-------- Given text --------

Advertisements running on New Zealand radio stations have been offering New Zealanders thousands of dollars to participate in clinical trials.
The ads from firm Auckland Clinical Studies (ACS) encourage listeners to send in a text to receive further information on a clinical trial that could see them paid as much as $2500.
One woman who texted the number after hearing the ad last Tuesday on Mai FM said she received follow-up information on a range of clinical trials she could participate in – some of which pay in excess of $4000.
The woman said that work for her husband had been slow and that she was attracted by the lump-sum payment.
After making contact with ACS, the woman was informed that she would have to go through an interview process and then a series of tests to ensure she could safely complete the clinical trial.
As an extra precautionary step, she said she consulted her doctor to find out if it would be safe for her to participate in any of the trials.
Although her doctor informed her that she could safely participate in one of the trials on offer, she has since decided that she will not go ahead with the trial.

--------

Work instructions »
1/ Which proper names of a country, a company, and a radio station appear in the article on paid clinical trials?
2/ Carry on the article about radio ads for paid clinical trials, picking up after its final sentence.
The entries that come next have no connection to the article on paid clinical trials.

-------- Data extracts --------

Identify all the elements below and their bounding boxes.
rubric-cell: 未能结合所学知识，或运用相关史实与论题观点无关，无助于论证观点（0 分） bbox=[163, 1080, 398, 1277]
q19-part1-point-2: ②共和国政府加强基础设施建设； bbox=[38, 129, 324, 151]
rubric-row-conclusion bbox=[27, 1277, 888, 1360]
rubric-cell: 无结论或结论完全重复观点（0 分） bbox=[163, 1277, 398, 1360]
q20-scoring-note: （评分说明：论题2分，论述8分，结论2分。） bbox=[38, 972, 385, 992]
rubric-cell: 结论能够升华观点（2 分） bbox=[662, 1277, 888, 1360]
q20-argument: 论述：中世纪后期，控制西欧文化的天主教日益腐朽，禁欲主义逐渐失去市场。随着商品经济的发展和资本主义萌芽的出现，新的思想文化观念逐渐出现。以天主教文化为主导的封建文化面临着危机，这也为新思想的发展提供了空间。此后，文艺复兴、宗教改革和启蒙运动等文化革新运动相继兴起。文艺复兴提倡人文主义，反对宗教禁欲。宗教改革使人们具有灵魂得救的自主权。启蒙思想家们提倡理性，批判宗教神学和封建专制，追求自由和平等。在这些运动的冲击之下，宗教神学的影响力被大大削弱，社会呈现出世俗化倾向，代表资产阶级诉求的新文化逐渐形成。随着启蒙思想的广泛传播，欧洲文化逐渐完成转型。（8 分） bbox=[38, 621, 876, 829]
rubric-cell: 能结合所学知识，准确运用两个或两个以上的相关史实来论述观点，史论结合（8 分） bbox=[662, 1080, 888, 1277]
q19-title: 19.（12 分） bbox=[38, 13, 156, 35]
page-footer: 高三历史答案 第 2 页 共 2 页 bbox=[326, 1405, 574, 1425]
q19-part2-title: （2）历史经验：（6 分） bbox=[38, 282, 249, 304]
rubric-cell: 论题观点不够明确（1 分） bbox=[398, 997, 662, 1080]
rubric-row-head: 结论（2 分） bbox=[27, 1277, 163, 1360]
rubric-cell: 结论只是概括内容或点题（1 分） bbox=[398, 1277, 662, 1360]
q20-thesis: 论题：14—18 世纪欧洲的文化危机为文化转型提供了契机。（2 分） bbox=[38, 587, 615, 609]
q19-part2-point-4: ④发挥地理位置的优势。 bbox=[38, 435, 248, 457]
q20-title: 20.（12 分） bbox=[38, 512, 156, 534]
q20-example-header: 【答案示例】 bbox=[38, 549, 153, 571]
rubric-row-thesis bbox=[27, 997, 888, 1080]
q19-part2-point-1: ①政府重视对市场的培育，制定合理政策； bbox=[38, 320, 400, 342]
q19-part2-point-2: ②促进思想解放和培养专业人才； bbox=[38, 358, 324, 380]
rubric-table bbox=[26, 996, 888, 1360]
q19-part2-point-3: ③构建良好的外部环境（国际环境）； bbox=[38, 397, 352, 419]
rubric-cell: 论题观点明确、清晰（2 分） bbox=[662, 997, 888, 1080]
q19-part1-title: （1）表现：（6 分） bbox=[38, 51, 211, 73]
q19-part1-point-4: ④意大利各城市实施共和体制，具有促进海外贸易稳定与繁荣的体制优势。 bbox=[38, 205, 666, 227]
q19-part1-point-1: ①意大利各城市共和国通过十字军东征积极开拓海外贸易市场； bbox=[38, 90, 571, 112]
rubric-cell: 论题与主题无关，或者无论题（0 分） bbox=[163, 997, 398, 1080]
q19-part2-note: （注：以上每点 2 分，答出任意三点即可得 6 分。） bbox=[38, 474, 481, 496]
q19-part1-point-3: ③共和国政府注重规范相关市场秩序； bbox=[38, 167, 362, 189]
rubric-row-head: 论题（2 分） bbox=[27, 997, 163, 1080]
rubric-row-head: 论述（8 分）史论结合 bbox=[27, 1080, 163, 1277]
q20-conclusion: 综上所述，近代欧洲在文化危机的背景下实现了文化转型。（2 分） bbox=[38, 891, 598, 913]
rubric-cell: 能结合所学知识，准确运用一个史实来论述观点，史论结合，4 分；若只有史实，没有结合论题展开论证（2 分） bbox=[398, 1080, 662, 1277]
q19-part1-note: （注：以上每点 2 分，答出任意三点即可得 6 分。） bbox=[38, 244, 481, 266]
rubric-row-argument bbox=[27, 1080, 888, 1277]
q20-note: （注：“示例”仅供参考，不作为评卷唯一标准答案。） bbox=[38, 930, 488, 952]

--------

Your responses »
1/
- New Zealand
- Auckland Clinical Studies (ACS)
- Mai FM

2/
Promotions for participation in clinical trials are nothing new, with testing facilities often using ads to recruit willing subjects to participate via advertising in media and online.
These advertisements are currently widespread on New Zealand radio stations and are fully permitted under advertising rules, but they come at a time of financial hardship for many as Covid-19 impacts jobs and pay rates.
These impacts have been particularly pronounced among Māori and Pasifika families, who make up a strong contingent of the audience on Mai FM.
A spokeswoman for Mai FM owner MediaWorks stressed that the ads had been running on all the company's radio stations and that there was no targeting of Māori and Pasifika families specifically.
"Auckland Clinical Studies runs advertisements across all of our radio brands and digital platforms Newshub and ThreeNow regarding clinical trials which are highly regulated by Medsafe and the Health and Disability Commission," the spokeswoman said.
Advertising Standards Association chief executive Hilary Souter says she has received no complaints about any Auckland Clinical Studies promotions, but said it was worth asking whether any consideration was taken on the impact this type of advertising on listeners who might be in a vulnerable financial position.
ACS has not yet responded to the Herald's questions.
Asked for his view on the ethical implications of running these ads at a time when New Zealanders might be struggling financially, Massey University communications expert Dr Chris Galloway said that while researchers are justified in their efforts to recruit participants for important clinical trials, the timing of the advertising in this instance does raise a few questions.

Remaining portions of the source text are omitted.